What this exercise asks —
A. Summarize the text about the blackout report in two sentences.
B. Write out the records from their first line through the line that contains "field-blob-5-level-2 — [494, 156, 518, 172]", including both of those lines.

International Transmission Co. Supports Recommendations of Blackout Report

Apr 06, 2004

International Transmission Co. Supports Recommendations of Blackout Report

Company commends the efforts of the Department of Energy, NERC and FERC

Novi, Mich., April 6, 2004 - In response to the Department of Energy's final blackout report, International Transmission Co. commends the Department of Energy, North American Electric Reliability Council (NERC) and Federal Energy Regulatory Commission (FERC) in their efforts to determine the cause and investigate means to prevent future blackouts.

"We agree with the recommendation of the report, specifically that the report calls for mandatory, enforceable reliability standards and an independent reliability authority," said International Transmission president and CEO Joseph Welch. "This report is an integral first step in improving that nation's electrical transmission grid."

The final report on the Aug. 14, 2003, blackout substantiates International Transmission's analysis of the causes of the blackout first issued on Aug. 16, 2003, and includes many of the key recommendations long supported by International Transmission that can prevent future blackouts.

Part of a data file:
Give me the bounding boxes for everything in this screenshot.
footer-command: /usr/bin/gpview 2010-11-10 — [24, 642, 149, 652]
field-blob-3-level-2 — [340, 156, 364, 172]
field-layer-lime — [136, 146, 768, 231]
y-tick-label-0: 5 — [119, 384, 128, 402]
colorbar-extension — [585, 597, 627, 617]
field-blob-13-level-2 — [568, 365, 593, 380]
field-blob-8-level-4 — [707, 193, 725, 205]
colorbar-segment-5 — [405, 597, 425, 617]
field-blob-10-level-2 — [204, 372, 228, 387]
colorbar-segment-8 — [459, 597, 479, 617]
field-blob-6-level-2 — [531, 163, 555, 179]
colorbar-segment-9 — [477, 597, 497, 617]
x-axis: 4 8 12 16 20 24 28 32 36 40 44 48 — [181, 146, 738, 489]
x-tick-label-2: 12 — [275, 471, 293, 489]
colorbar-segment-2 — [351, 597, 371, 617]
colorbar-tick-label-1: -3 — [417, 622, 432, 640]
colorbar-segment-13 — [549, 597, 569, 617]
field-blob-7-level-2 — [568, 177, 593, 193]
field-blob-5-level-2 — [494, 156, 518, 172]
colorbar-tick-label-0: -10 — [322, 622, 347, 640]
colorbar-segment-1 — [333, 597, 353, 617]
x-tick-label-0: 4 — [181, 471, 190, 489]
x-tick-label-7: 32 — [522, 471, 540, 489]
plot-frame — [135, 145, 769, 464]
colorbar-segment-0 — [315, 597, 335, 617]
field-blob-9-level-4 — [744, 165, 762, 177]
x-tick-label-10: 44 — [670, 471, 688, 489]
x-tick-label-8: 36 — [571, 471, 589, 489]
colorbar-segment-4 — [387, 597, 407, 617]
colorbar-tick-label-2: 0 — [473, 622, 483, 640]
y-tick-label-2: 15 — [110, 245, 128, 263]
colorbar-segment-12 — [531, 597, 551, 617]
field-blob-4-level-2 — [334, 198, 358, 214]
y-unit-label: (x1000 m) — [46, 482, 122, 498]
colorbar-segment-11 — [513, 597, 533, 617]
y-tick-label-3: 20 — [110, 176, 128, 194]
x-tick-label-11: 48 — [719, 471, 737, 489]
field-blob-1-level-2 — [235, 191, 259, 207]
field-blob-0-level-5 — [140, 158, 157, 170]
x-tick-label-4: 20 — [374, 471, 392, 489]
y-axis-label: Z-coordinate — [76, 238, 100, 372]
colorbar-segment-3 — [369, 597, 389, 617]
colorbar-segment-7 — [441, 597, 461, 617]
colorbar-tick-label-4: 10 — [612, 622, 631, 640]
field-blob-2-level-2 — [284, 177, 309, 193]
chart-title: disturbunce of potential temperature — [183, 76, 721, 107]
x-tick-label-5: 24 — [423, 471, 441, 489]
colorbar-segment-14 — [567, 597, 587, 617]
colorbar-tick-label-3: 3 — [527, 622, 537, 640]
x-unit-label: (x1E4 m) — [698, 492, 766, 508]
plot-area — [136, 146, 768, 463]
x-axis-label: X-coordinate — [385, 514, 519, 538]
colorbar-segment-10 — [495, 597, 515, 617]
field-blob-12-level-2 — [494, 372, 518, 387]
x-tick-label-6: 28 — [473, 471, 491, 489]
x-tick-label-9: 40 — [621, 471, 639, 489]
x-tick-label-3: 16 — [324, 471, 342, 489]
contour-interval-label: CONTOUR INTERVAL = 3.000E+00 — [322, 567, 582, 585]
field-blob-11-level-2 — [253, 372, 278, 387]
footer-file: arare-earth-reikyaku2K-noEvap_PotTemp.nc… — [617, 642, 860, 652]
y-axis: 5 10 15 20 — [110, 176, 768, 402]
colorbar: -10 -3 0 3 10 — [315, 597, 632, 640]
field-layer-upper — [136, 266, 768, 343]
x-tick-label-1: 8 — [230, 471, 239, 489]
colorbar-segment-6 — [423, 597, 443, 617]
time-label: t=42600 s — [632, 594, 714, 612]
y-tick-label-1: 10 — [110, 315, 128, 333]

Responses per task —
A. International Transmission Co. commended the Department of Energy, NERC and FERC for their efforts to determine the cause of the blackout and investigate ways to prevent future ones, and its president and CEO Joseph Welch said the company agrees with the report's call for mandatory, enforceable reliability standards and an independent reliability authority. The company said the final report on the Aug. 14, 2003, blackout substantiates its own analysis of the causes, first issued on Aug. 16, 2003, and includes many key recommendations it has long supported.

B.
Give me the bounding boxes for everything in this screenshot.
footer-command: /usr/bin/gpview 2010-11-10 — [24, 642, 149, 652]
field-blob-3-level-2 — [340, 156, 364, 172]
field-layer-lime — [136, 146, 768, 231]
y-tick-label-0: 5 — [119, 384, 128, 402]
colorbar-extension — [585, 597, 627, 617]
field-blob-13-level-2 — [568, 365, 593, 380]
field-blob-8-level-4 — [707, 193, 725, 205]
colorbar-segment-5 — [405, 597, 425, 617]
field-blob-10-level-2 — [204, 372, 228, 387]
colorbar-segment-8 — [459, 597, 479, 617]
field-blob-6-level-2 — [531, 163, 555, 179]
colorbar-segment-9 — [477, 597, 497, 617]
x-axis: 4 8 12 16 20 24 28 32 36 40 44 48 — [181, 146, 738, 489]
x-tick-label-2: 12 — [275, 471, 293, 489]
colorbar-segment-2 — [351, 597, 371, 617]
colorbar-tick-label-1: -3 — [417, 622, 432, 640]
colorbar-segment-13 — [549, 597, 569, 617]
field-blob-7-level-2 — [568, 177, 593, 193]
field-blob-5-level-2 — [494, 156, 518, 172]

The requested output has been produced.